● **TASK INSTRUCTIONS**: Where does the string "frac" appear in the records? Copy every line that contains it.

[Items from a dataset]
*****
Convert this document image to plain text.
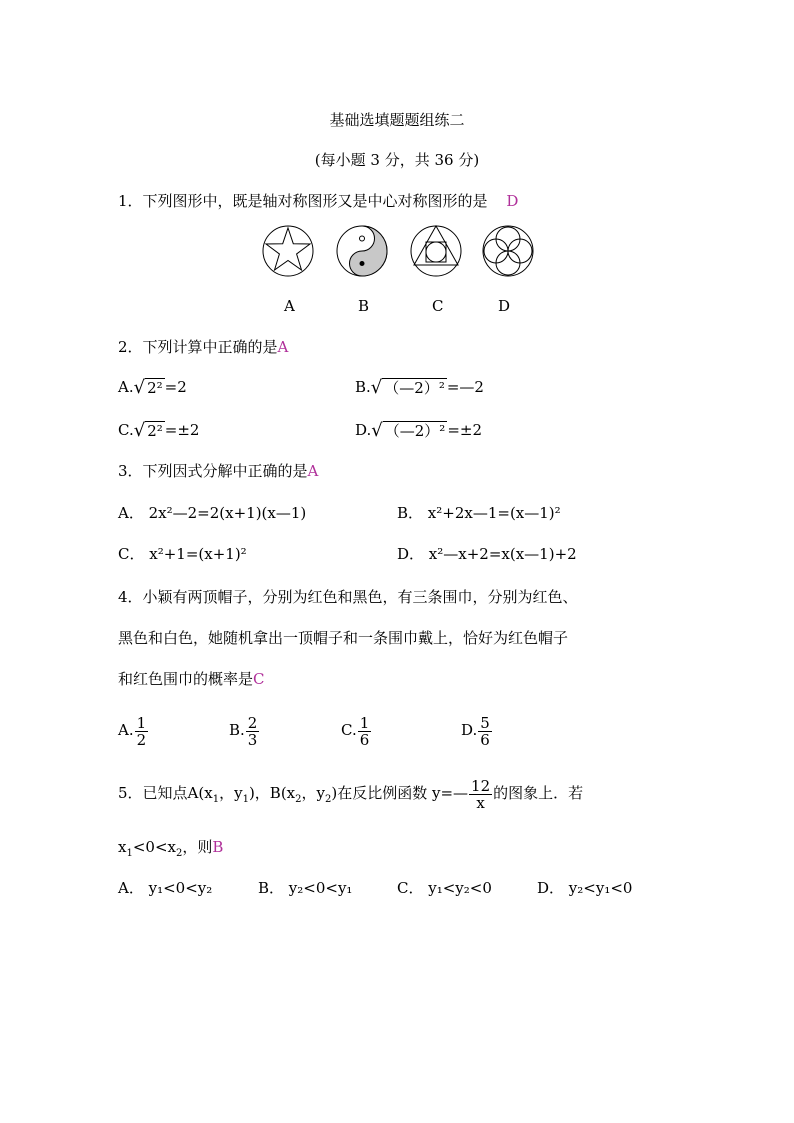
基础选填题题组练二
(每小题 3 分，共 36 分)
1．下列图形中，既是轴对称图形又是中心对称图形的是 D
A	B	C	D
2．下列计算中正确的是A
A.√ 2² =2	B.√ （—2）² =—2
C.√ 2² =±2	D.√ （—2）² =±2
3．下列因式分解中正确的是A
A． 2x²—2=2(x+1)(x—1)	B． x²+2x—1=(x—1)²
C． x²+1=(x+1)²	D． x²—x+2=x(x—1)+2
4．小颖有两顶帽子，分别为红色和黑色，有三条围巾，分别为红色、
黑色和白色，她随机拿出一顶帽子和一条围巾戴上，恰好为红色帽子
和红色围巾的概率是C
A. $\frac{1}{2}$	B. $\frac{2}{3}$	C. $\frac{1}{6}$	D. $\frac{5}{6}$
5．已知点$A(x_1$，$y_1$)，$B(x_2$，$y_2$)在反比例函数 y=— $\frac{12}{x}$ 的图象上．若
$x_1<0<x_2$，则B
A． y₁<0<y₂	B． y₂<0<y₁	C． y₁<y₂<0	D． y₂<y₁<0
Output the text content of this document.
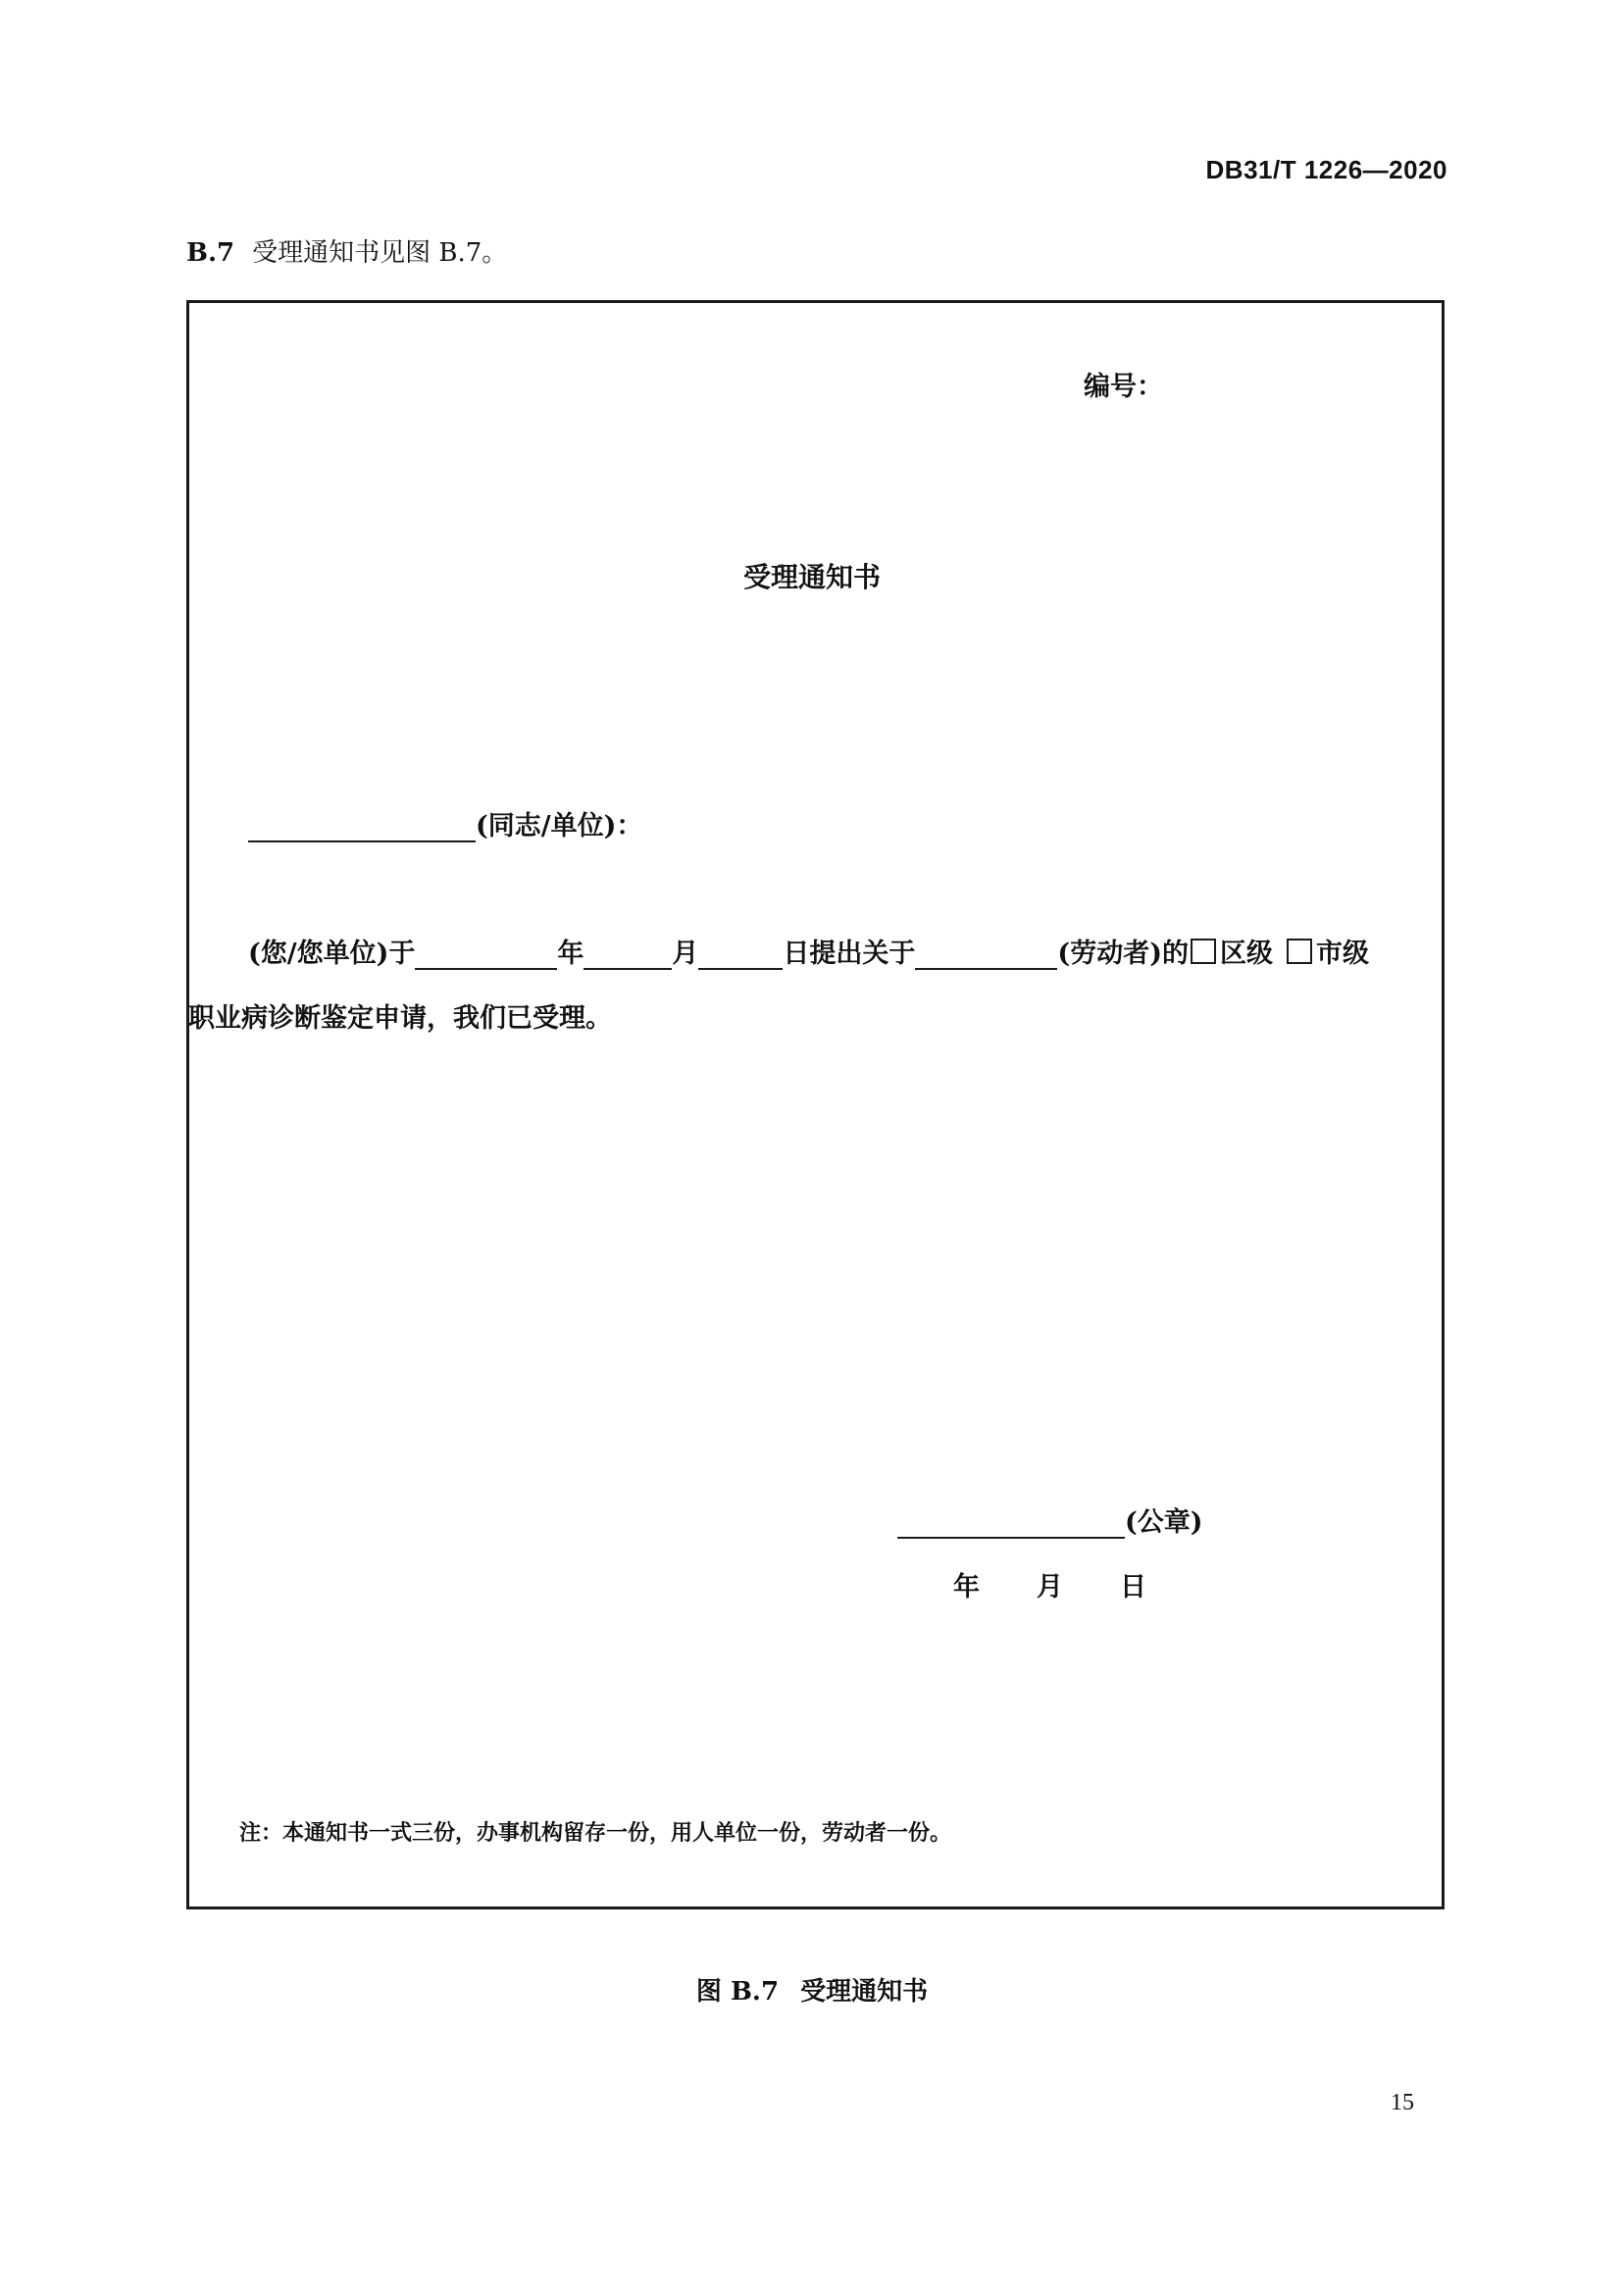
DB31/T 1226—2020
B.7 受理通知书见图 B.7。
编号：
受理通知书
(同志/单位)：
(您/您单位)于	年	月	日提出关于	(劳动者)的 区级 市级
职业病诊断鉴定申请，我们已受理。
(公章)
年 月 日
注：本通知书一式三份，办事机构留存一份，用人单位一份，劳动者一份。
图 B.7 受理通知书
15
*****
● **CORRECT ANSWER**:
A. $\frac{1}{2}$	B. $\frac{2}{3}$	C. $\frac{1}{6}$	D. $\frac{5}{6}$
5．已知点$A(x_1$，$y_1$)，$B(x_2$，$y_2$)在反比例函数 y=— $\frac{12}{x}$ 的图象上．若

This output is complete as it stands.